Set exercise>
Transcribe the records below exactly.

Records for this task>
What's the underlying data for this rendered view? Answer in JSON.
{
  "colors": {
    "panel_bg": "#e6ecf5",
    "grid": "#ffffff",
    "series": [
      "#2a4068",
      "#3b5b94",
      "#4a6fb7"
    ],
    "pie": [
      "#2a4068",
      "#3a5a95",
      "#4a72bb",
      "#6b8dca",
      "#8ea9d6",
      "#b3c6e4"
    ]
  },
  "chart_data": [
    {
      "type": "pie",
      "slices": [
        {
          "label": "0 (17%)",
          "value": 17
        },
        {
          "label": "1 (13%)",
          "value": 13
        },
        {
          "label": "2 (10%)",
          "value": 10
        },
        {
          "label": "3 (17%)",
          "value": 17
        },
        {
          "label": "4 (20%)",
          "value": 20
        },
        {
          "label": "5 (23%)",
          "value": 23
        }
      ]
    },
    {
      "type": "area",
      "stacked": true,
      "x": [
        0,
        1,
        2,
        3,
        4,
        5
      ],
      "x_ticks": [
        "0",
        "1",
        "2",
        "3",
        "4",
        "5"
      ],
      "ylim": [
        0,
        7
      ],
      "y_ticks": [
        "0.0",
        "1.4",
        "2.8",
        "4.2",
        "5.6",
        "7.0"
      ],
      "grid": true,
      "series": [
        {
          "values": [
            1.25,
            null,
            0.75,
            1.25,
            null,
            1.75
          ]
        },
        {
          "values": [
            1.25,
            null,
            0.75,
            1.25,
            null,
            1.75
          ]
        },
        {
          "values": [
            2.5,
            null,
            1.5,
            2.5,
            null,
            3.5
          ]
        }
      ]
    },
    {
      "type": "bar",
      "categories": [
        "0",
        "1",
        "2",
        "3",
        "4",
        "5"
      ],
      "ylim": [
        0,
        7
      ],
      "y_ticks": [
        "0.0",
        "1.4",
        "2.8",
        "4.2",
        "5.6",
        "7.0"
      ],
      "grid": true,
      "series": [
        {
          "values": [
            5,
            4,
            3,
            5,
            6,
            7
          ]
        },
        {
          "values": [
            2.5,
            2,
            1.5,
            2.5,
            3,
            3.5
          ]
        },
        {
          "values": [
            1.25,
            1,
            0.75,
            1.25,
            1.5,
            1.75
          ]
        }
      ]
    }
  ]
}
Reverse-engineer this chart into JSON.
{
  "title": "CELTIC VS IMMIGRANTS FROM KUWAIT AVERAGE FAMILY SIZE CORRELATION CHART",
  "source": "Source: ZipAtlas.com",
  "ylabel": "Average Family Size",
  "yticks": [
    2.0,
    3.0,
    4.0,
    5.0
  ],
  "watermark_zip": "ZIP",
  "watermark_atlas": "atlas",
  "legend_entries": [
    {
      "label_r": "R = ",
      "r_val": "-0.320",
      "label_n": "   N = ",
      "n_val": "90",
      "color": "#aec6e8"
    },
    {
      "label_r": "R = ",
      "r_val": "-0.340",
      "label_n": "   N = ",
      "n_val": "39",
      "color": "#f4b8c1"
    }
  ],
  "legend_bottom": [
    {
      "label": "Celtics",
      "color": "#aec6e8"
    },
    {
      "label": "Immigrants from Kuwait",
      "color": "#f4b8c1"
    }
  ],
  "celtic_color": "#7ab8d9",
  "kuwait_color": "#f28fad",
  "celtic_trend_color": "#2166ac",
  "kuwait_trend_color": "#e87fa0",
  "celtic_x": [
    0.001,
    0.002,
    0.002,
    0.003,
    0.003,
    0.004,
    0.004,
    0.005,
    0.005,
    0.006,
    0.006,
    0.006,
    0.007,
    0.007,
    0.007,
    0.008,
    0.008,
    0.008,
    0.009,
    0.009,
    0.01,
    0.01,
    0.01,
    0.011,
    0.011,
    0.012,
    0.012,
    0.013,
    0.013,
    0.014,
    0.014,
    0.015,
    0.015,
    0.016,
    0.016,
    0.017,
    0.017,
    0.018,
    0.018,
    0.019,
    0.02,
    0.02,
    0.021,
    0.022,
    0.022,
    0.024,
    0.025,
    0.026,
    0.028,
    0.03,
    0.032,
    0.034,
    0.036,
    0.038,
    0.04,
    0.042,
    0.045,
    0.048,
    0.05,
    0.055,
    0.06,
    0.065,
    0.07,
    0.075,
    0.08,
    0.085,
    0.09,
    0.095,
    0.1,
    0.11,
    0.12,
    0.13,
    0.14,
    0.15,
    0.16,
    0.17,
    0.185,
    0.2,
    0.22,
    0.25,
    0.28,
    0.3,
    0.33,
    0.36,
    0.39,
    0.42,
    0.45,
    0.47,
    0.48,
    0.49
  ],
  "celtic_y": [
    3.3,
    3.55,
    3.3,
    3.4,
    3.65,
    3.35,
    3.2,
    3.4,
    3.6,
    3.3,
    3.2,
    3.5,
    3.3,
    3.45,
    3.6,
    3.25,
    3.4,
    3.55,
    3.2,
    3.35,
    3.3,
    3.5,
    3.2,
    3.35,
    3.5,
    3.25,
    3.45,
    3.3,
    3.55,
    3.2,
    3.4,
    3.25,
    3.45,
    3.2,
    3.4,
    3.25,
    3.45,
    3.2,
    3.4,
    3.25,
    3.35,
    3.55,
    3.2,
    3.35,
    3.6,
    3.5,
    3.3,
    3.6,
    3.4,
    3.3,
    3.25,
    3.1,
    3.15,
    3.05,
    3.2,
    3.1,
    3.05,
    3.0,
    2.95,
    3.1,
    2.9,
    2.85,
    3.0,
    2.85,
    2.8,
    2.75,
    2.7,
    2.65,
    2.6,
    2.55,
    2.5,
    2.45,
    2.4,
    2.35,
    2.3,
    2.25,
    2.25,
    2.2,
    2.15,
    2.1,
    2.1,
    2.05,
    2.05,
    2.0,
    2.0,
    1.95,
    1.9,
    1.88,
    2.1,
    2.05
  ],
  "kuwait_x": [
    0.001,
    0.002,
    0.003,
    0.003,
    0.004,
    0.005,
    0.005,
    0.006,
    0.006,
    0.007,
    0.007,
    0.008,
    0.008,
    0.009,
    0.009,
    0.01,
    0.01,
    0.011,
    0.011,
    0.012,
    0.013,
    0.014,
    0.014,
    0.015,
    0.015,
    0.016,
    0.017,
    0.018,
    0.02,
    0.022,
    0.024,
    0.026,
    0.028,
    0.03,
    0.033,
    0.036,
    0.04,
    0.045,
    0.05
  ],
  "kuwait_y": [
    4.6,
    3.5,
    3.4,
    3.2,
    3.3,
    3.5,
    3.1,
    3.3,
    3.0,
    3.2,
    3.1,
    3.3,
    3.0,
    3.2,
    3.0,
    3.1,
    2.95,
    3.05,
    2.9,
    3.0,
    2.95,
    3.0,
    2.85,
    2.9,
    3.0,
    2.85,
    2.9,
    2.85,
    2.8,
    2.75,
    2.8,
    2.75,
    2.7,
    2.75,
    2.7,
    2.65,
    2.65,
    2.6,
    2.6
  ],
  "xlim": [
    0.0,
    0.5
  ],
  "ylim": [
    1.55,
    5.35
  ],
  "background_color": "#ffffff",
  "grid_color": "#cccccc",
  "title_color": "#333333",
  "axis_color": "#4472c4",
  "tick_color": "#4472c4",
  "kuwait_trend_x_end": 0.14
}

Solved exercise>
What's the underlying data for this rendered view? Answer in JSON.
{
  "colors": {
    "panel_bg": "#e6ecf5",
    "grid": "#ffffff",
    "series": [
      "#2a4068",
      "#3b5b94",
      "#4a6fb7"
    ],
    "pie": [
      "#2a4068",
      "#3a5a95",
      "#4a72bb",
      "#6b8dca",
      "#8ea9d6",
      "#b3c6e4"
    ]
  },
  "chart_data": [
    {
      "type": "pie",
      "slices": [
        {
          "label": "0 (17%)",
          "value": 17
        },
        {
          "label": "1 (13%)",
          "value": 13
        },
        {
          "label": "2 (10%)",
          "value": 10
        },
        {
          "label": "3 (17%)",
          "value": 17
        },
        {
          "label": "4 (20%)",
          "value": 20
        },
        {
          "label": "5 (23%)",
          "value": 23
        }
      ]
    },
    {
      "type": "area",
      "stacked": true,
      "x": [
        0,
        1,
        2,
        3,
        4,
        5
      ],
      "x_ticks": [
        "0",
        "1",
        "2",
        "3",
        "4",
        "5"
      ],
      "ylim": [
        0,
        7
      ],
      "y_ticks": [
        "0.0",
        "1.4",
        "2.8",
        "4.2",
        "5.6",
        "7.0"
      ],
      "grid": true,
      "series": [
        {
          "values": [
            1.25,
            null,
            0.75,
            1.25,
            null,
            1.75
          ]
        },
        {
          "values": [
            1.25,
            null,
            0.75,
            1.25,
            null,
            1.75
          ]
        },
        {
          "values": [
            2.5,
            null,
            1.5,
            2.5,
            null,
            3.5
          ]
        }
      ]
    },
    {
      "type": "bar",
      "categories": [
        "0",
        "1",
        "2",
        "3",
        "4",
        "5"
      ],
      "ylim": [
        0,
        7
      ],
      "y_ticks": [
        "0.0",
        "1.4",
        "2.8",
        "4.2",
        "5.6",
        "7.0"
      ],
      "grid": true,
      "series": [
        {
          "values": [
            5,
            4,
            3,
            5,
            6,
            7
          ]
        },
        {
          "values": [
            2.5,
            2,
            1.5,
            2.5,
            3,
            3.5
          ]
        },
        {
          "values": [
            1.25,
            1,
            0.75,
            1.25,
            1.5,
            1.75
          ]
        }
      ]
    }
  ]
}
Reverse-engineer this chart into JSON.
{
  "title": "CELTIC VS IMMIGRANTS FROM KUWAIT AVERAGE FAMILY SIZE CORRELATION CHART",
  "source": "Source: ZipAtlas.com",
  "ylabel": "Average Family Size",
  "yticks": [
    2.0,
    3.0,
    4.0,
    5.0
  ],
  "watermark_zip": "ZIP",
  "watermark_atlas": "atlas",
  "legend_entries": [
    {
      "label_r": "R = ",
      "r_val": "-0.320",
      "label_n": "   N = ",
      "n_val": "90",
      "color": "#aec6e8"
    },
    {
      "label_r": "R = ",
      "r_val": "-0.340",
      "label_n": "   N = ",
      "n_val": "39",
      "color": "#f4b8c1"
    }
  ],
  "legend_bottom": [
    {
      "label": "Celtics",
      "color": "#aec6e8"
    },
    {
      "label": "Immigrants from Kuwait",
      "color": "#f4b8c1"
    }
  ],
  "celtic_color": "#7ab8d9",
  "kuwait_color": "#f28fad",
  "celtic_trend_color": "#2166ac",
  "kuwait_trend_color": "#e87fa0",
  "celtic_x": [
    0.001,
    0.002,
    0.002,
    0.003,
    0.003,
    0.004,
    0.004,
    0.005,
    0.005,
    0.006,
    0.006,
    0.006,
    0.007,
    0.007,
    0.007,
    0.008,
    0.008,
    0.008,
    0.009,
    0.009,
    0.01,
    0.01,
    0.01,
    0.011,
    0.011,
    0.012,
    0.012,
    0.013,
    0.013,
    0.014,
    0.014,
    0.015,
    0.015,
    0.016,
    0.016,
    0.017,
    0.017,
    0.018,
    0.018,
    0.019,
    0.02,
    0.02,
    0.021,
    0.022,
    0.022,
    0.024,
    0.025,
    0.026,
    0.028,
    0.03,
    0.032,
    0.034,
    0.036,
    0.038,
    0.04,
    0.042,
    0.045,
    0.048,
    0.05,
    0.055,
    0.06,
    0.065,
    0.07,
    0.075,
    0.08,
    0.085,
    0.09,
    0.095,
    0.1,
    0.11,
    0.12,
    0.13,
    0.14,
    0.15,
    0.16,
    0.17,
    0.185,
    0.2,
    0.22,
    0.25,
    0.28,
    0.3,
    0.33,
    0.36,
    0.39,
    0.42,
    0.45,
    0.47,
    0.48,
    0.49
  ],
  "celtic_y": [
    3.3,
    3.55,
    3.3,
    3.4,
    3.65,
    3.35,
    3.2,
    3.4,
    3.6,
    3.3,
    3.2,
    3.5,
    3.3,
    3.45,
    3.6,
    3.25,
    3.4,
    3.55,
    3.2,
    3.35,
    3.3,
    3.5,
    3.2,
    3.35,
    3.5,
    3.25,
    3.45,
    3.3,
    3.55,
    3.2,
    3.4,
    3.25,
    3.45,
    3.2,
    3.4,
    3.25,
    3.45,
    3.2,
    3.4,
    3.25,
    3.35,
    3.55,
    3.2,
    3.35,
    3.6,
    3.5,
    3.3,
    3.6,
    3.4,
    3.3,
    3.25,
    3.1,
    3.15,
    3.05,
    3.2,
    3.1,
    3.05,
    3.0,
    2.95,
    3.1,
    2.9,
    2.85,
    3.0,
    2.85,
    2.8,
    2.75,
    2.7,
    2.65,
    2.6,
    2.55,
    2.5,
    2.45,
    2.4,
    2.35,
    2.3,
    2.25,
    2.25,
    2.2,
    2.15,
    2.1,
    2.1,
    2.05,
    2.05,
    2.0,
    2.0,
    1.95,
    1.9,
    1.88,
    2.1,
    2.05
  ],
  "kuwait_x": [
    0.001,
    0.002,
    0.003,
    0.003,
    0.004,
    0.005,
    0.005,
    0.006,
    0.006,
    0.007,
    0.007,
    0.008,
    0.008,
    0.009,
    0.009,
    0.01,
    0.01,
    0.011,
    0.011,
    0.012,
    0.013,
    0.014,
    0.014,
    0.015,
    0.015,
    0.016,
    0.017,
    0.018,
    0.02,
    0.022,
    0.024,
    0.026,
    0.028,
    0.03,
    0.033,
    0.036,
    0.04,
    0.045,
    0.05
  ],
  "kuwait_y": [
    4.6,
    3.5,
    3.4,
    3.2,
    3.3,
    3.5,
    3.1,
    3.3,
    3.0,
    3.2,
    3.1,
    3.3,
    3.0,
    3.2,
    3.0,
    3.1,
    2.95,
    3.05,
    2.9,
    3.0,
    2.95,
    3.0,
    2.85,
    2.9,
    3.0,
    2.85,
    2.9,
    2.85,
    2.8,
    2.75,
    2.8,
    2.75,
    2.7,
    2.75,
    2.7,
    2.65,
    2.65,
    2.6,
    2.6
  ],
  "xlim": [
    0.0,
    0.5
  ],
  "ylim": [
    1.55,
    5.35
  ],
  "background_color": "#ffffff",
  "grid_color": "#cccccc",
  "title_color": "#333333",
  "axis_color": "#4472c4",
  "tick_color": "#4472c4",
  "kuwait_trend_x_end": 0.14
}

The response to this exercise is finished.